Task brief →
Omit all pictures and give the records below again exactly as written.

--- Start ---

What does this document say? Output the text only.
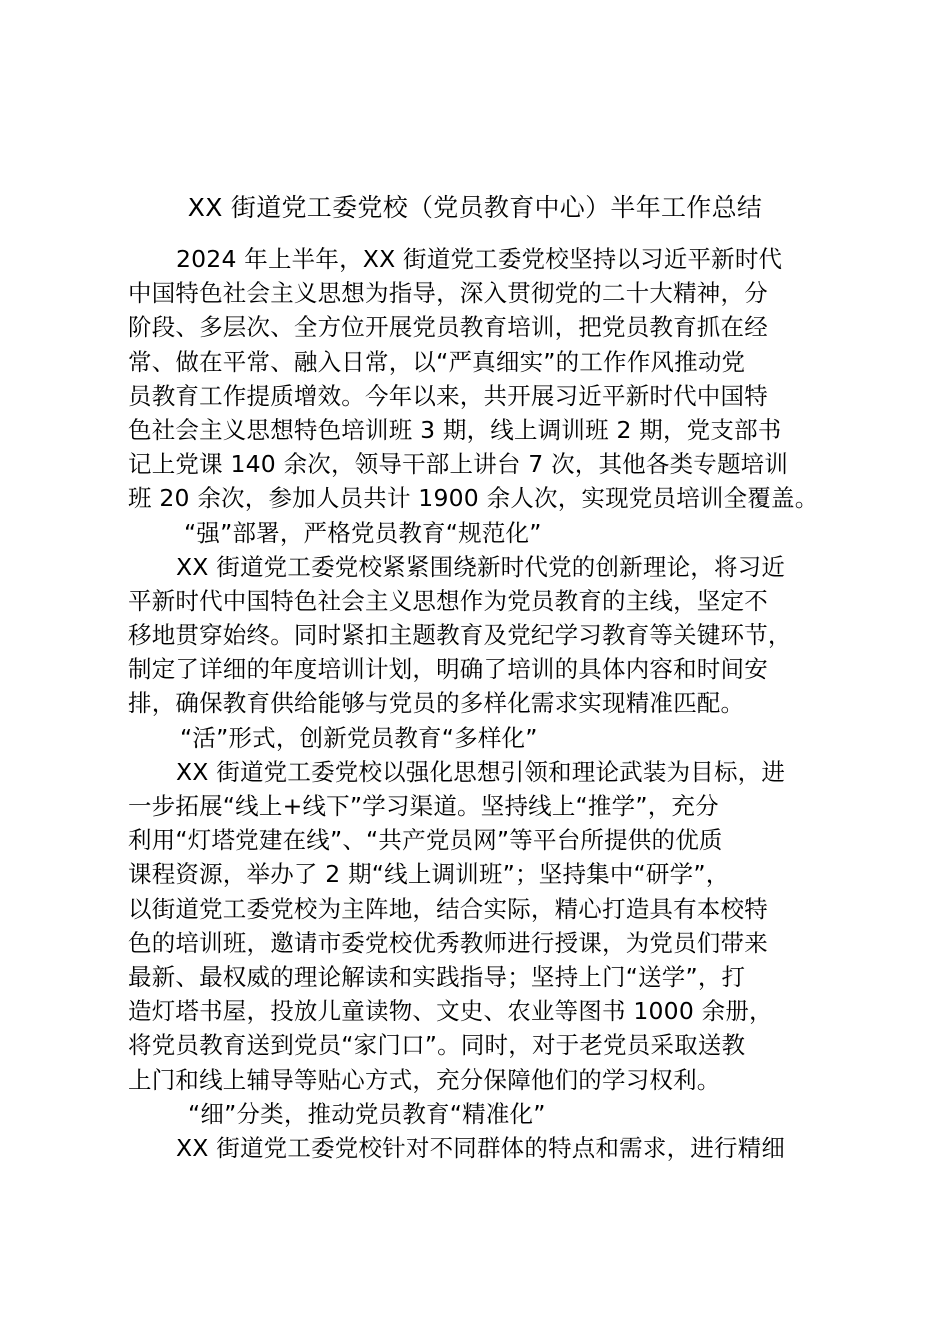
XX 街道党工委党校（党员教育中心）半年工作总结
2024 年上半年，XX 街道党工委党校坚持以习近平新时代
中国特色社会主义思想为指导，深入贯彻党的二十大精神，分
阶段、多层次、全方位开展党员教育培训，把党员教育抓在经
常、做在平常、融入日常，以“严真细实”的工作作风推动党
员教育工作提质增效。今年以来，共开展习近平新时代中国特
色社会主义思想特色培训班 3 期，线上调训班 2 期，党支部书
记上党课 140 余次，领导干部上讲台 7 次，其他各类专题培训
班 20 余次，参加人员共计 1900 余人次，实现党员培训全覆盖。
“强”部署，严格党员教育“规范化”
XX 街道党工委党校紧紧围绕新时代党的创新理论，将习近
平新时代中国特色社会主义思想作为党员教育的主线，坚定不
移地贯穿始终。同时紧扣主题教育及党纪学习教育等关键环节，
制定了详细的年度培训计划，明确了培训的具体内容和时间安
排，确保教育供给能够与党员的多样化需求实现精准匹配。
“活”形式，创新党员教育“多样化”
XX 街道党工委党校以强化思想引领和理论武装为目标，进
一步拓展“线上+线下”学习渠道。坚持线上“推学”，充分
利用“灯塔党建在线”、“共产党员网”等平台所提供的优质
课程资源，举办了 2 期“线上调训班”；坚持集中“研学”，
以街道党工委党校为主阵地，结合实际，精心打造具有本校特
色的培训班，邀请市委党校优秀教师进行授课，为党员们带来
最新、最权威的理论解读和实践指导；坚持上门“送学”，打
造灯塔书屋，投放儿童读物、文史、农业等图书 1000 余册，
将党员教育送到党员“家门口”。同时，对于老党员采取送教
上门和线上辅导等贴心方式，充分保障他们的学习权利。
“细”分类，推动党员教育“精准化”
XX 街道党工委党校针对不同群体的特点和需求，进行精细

--- End ---

Output of the exercise →
What does this document say? Output the text only.
XX 街道党工委党校（党员教育中心）半年工作总结
2024 年上半年，XX 街道党工委党校坚持以习近平新时代
中国特色社会主义思想为指导，深入贯彻党的二十大精神，分
阶段、多层次、全方位开展党员教育培训，把党员教育抓在经
常、做在平常、融入日常，以“严真细实”的工作作风推动党
员教育工作提质增效。今年以来，共开展习近平新时代中国特
色社会主义思想特色培训班 3 期，线上调训班 2 期，党支部书
记上党课 140 余次，领导干部上讲台 7 次，其他各类专题培训
班 20 余次，参加人员共计 1900 余人次，实现党员培训全覆盖。
“强”部署，严格党员教育“规范化”
XX 街道党工委党校紧紧围绕新时代党的创新理论，将习近
平新时代中国特色社会主义思想作为党员教育的主线，坚定不
移地贯穿始终。同时紧扣主题教育及党纪学习教育等关键环节，
制定了详细的年度培训计划，明确了培训的具体内容和时间安
排，确保教育供给能够与党员的多样化需求实现精准匹配。
“活”形式，创新党员教育“多样化”
XX 街道党工委党校以强化思想引领和理论武装为目标，进
一步拓展“线上+线下”学习渠道。坚持线上“推学”，充分
利用“灯塔党建在线”、“共产党员网”等平台所提供的优质
课程资源，举办了 2 期“线上调训班”；坚持集中“研学”，
以街道党工委党校为主阵地，结合实际，精心打造具有本校特
色的培训班，邀请市委党校优秀教师进行授课，为党员们带来
最新、最权威的理论解读和实践指导；坚持上门“送学”，打
造灯塔书屋，投放儿童读物、文史、农业等图书 1000 余册，
将党员教育送到党员“家门口”。同时，对于老党员采取送教
上门和线上辅导等贴心方式，充分保障他们的学习权利。
“细”分类，推动党员教育“精准化”
XX 街道党工委党校针对不同群体的特点和需求，进行精细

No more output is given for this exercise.